Georgetown University’s Newspaper of Record since 1920

The Hoya

Georgetown University’s Newspaper of Record since 1920

The Hoya

Georgetown University’s Newspaper of Record since 1920

The Hoya

BALDARI | The Premier League’s Politics Need to Be More Consistent

The English Premier League’s (PL) statements about the war in Ukraine have reminded its players and fans that the League’s primary concern has always been its bottom line. 

Following Russia’s unprovoked invasion of Ukraine on Feb. 24, the League initially seemed unified in its solidarity with Ukraine and condemnation of Russia. 

On March 8, the League announced a series of symbolic steps: suspending its contract with Russian broadcasters, displaying the Ukrainian flag during game broadcasts, implementing a minute’s applause before kickoff and giving each team captain an armband embossed with the blue and yellow of the Ukrainian flag. The front office also pledged £1 million to humanitarian groups aiding Ukrainians affected by the conflict.

Videos of fans in stadiums across England standing to applaud as the jumbotron showed the words “Football Stands Together” seemed to assert the League’s unconditional support for the Ukrainian people.

However, when it was pressured to stand by its views, those words rang hollow. 

China – which has actively supported Russia as it faces economic sanctions from Europe – protested the League’s decisions by refusing to air PL matches on Chinese television.

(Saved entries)
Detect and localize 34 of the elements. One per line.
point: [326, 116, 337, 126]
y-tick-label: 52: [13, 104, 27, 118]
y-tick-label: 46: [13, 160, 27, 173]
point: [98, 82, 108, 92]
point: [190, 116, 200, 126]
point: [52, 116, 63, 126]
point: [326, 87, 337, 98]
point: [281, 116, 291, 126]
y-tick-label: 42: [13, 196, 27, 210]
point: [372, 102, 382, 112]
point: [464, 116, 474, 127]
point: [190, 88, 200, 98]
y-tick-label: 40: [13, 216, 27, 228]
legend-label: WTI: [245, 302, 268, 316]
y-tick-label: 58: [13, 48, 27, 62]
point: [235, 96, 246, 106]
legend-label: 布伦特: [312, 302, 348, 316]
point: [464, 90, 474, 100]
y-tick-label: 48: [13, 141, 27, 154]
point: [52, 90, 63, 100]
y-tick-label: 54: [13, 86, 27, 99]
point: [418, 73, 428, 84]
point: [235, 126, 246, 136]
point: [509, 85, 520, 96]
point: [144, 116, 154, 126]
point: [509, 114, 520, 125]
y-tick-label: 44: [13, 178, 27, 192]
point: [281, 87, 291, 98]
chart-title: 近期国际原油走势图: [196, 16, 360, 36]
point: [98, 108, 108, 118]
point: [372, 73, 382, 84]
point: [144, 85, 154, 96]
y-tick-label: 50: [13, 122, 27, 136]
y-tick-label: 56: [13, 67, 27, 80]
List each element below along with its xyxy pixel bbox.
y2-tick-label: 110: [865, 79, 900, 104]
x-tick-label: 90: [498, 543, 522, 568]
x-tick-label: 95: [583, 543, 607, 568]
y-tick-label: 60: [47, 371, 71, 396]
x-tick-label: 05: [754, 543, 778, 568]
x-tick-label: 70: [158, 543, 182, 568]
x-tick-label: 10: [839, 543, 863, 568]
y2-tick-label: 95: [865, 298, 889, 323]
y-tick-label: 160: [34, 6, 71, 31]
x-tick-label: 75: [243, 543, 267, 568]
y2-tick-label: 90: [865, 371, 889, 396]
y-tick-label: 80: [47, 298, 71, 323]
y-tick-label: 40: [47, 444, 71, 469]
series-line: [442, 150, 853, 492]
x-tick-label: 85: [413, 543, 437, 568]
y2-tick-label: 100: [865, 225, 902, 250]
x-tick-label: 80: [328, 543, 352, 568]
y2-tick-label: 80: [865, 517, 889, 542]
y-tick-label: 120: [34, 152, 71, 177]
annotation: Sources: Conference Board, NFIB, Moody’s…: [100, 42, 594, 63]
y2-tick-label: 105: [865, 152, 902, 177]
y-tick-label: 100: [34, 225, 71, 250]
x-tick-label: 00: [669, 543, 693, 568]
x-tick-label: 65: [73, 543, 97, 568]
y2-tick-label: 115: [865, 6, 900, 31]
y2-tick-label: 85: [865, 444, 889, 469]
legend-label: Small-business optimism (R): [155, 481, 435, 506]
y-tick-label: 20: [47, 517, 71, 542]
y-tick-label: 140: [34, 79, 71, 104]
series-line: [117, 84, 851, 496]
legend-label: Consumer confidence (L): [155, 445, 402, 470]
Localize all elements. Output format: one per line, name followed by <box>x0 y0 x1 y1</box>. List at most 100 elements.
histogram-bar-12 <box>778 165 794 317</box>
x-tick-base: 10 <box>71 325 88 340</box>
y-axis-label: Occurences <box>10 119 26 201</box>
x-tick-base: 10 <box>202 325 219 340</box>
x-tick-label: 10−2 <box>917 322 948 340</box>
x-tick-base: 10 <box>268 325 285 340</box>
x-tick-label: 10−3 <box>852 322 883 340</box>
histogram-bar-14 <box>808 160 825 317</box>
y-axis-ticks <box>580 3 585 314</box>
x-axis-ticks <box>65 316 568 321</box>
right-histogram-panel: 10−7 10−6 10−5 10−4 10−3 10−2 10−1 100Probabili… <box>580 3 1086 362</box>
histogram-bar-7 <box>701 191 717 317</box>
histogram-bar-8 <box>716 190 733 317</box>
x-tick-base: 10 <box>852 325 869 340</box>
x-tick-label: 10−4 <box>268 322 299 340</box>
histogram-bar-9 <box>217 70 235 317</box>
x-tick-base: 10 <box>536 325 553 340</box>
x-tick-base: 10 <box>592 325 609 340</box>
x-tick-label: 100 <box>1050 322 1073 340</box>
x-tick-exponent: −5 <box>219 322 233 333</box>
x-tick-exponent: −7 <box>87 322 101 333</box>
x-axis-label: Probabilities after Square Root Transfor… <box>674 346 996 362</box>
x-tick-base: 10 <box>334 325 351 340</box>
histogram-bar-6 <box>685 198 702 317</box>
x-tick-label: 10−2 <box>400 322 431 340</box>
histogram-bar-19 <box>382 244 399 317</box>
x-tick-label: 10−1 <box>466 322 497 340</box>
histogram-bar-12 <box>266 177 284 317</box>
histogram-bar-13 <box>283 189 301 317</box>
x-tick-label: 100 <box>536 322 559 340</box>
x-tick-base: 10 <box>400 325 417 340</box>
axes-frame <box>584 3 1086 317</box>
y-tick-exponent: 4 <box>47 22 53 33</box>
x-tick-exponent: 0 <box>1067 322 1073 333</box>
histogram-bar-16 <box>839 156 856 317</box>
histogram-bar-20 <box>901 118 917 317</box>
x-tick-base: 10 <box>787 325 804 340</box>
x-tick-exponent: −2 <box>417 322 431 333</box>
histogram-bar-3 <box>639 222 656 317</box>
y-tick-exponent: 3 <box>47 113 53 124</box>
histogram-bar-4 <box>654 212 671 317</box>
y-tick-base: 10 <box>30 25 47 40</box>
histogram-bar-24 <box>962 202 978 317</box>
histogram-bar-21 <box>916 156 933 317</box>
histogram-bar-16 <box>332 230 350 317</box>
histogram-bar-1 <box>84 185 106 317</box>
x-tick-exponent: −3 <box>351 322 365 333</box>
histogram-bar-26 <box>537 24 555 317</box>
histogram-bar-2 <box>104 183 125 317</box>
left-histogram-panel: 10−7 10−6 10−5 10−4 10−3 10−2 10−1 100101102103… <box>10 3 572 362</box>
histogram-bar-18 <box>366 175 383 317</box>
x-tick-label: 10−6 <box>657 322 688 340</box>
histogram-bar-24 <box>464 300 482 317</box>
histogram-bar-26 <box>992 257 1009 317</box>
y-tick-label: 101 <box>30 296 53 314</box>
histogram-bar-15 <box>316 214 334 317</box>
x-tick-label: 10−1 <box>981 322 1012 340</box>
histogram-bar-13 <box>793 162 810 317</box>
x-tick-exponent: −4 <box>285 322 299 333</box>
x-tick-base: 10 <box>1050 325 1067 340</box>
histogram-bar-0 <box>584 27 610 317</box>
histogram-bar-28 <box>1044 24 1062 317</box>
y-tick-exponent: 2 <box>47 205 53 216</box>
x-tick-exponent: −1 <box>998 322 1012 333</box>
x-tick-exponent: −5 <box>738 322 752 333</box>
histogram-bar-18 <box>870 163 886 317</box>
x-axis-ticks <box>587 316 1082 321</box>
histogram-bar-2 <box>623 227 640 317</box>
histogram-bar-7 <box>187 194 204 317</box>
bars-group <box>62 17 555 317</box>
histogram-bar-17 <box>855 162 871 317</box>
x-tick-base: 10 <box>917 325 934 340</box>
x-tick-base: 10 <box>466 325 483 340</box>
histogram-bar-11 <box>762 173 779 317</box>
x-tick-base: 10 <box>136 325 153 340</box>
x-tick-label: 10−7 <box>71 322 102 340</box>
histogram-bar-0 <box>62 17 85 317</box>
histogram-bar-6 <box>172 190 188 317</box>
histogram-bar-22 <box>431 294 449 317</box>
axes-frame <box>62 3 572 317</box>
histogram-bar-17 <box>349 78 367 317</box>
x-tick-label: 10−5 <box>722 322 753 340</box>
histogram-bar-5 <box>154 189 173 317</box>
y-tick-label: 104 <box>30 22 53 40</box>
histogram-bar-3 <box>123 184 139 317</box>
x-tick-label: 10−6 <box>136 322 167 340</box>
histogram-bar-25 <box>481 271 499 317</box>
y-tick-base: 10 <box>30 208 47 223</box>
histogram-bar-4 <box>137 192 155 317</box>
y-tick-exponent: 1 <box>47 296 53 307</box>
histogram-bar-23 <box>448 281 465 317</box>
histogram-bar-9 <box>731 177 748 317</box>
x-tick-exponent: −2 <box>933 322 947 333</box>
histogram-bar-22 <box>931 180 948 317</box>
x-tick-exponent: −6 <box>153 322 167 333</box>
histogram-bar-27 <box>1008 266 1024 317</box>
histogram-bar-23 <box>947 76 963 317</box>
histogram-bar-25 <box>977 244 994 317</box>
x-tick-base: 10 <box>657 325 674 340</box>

▸ Work request
Condense the paragraph in the Premier League article that begins "On March 8, the League announced" into a short list that keeps its main facts.

▸ Completed exercise
On March 8, the League announced these steps:
- Suspending its contract with Russian broadcasters
- Displaying the Ukrainian flag during game broadcasts
- Holding a minute's applause before kickoff
- Giving each team captain an armband in the blue and yellow of the Ukrainian flag
- Pledging £1 million to humanitarian groups aiding Ukrainians affected by the conflict